INSTRUCTIONS TO FOLLOW: Work out how many lines hold the string "type". Give that number and nothing more.

== GIVEN RECORDS ==

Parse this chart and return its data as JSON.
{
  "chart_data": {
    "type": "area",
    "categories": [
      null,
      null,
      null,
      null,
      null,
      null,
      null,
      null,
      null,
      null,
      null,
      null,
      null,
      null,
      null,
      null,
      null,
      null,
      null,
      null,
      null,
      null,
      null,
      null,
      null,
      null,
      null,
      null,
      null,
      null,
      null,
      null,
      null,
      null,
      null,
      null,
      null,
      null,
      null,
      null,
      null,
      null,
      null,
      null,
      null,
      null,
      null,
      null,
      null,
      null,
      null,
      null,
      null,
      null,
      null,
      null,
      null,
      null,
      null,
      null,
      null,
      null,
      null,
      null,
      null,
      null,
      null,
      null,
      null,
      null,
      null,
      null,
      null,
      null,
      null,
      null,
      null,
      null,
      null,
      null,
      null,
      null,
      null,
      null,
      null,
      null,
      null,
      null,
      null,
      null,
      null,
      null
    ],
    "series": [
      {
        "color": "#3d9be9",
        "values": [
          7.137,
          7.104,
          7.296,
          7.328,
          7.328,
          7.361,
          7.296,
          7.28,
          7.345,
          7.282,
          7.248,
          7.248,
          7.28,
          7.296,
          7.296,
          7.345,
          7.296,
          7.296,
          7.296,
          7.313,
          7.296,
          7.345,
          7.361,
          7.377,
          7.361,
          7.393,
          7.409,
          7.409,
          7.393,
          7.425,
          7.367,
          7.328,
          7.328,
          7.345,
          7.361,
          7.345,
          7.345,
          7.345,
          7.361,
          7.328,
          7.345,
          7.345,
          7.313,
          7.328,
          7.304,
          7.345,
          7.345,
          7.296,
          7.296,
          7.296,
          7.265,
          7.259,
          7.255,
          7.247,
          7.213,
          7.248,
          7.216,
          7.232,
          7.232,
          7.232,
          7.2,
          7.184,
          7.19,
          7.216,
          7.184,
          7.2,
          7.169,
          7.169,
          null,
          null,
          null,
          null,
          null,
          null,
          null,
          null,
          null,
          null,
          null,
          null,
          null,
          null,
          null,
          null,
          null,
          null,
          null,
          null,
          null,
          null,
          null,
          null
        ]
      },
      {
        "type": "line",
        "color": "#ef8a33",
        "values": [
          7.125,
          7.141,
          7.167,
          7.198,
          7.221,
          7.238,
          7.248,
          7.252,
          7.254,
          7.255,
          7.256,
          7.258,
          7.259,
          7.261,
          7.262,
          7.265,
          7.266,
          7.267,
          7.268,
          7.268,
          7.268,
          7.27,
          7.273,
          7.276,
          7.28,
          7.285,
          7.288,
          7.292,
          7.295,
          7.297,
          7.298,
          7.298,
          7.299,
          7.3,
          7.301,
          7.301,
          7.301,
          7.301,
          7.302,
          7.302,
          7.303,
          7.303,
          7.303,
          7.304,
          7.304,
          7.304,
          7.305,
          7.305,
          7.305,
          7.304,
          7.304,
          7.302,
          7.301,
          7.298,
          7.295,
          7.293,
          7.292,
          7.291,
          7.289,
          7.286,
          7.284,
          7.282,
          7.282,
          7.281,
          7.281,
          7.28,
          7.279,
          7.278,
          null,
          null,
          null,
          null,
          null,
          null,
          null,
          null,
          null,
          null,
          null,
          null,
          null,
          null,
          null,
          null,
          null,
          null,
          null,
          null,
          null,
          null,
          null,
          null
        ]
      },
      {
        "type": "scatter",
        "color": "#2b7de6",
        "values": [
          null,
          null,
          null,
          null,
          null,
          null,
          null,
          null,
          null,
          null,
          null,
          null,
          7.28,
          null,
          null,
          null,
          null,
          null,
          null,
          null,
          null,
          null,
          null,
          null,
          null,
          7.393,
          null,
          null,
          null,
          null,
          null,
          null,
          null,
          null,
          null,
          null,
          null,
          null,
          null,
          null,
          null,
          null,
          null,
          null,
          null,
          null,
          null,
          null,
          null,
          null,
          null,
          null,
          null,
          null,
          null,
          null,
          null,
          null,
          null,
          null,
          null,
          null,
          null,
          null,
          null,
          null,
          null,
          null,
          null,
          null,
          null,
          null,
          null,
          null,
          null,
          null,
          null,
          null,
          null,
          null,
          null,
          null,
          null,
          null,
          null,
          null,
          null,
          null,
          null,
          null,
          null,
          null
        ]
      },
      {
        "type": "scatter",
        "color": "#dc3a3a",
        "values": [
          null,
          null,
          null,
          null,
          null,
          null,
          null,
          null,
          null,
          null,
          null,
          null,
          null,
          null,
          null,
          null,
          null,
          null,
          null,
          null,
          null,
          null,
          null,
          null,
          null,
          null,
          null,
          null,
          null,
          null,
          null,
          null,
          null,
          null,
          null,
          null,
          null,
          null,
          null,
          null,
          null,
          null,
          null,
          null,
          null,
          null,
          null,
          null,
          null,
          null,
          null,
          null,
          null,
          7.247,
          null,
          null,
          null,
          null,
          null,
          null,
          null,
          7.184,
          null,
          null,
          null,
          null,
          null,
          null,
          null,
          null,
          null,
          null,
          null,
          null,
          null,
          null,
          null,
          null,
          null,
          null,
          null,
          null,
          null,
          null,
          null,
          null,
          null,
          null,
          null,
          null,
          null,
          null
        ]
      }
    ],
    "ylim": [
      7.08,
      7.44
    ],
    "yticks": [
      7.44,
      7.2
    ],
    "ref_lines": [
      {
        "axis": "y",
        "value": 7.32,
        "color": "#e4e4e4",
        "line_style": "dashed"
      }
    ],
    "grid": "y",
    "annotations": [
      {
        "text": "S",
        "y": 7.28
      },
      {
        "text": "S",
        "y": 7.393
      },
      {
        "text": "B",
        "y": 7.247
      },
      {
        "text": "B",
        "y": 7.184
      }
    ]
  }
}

===

PROBLEM SOLUTION: 4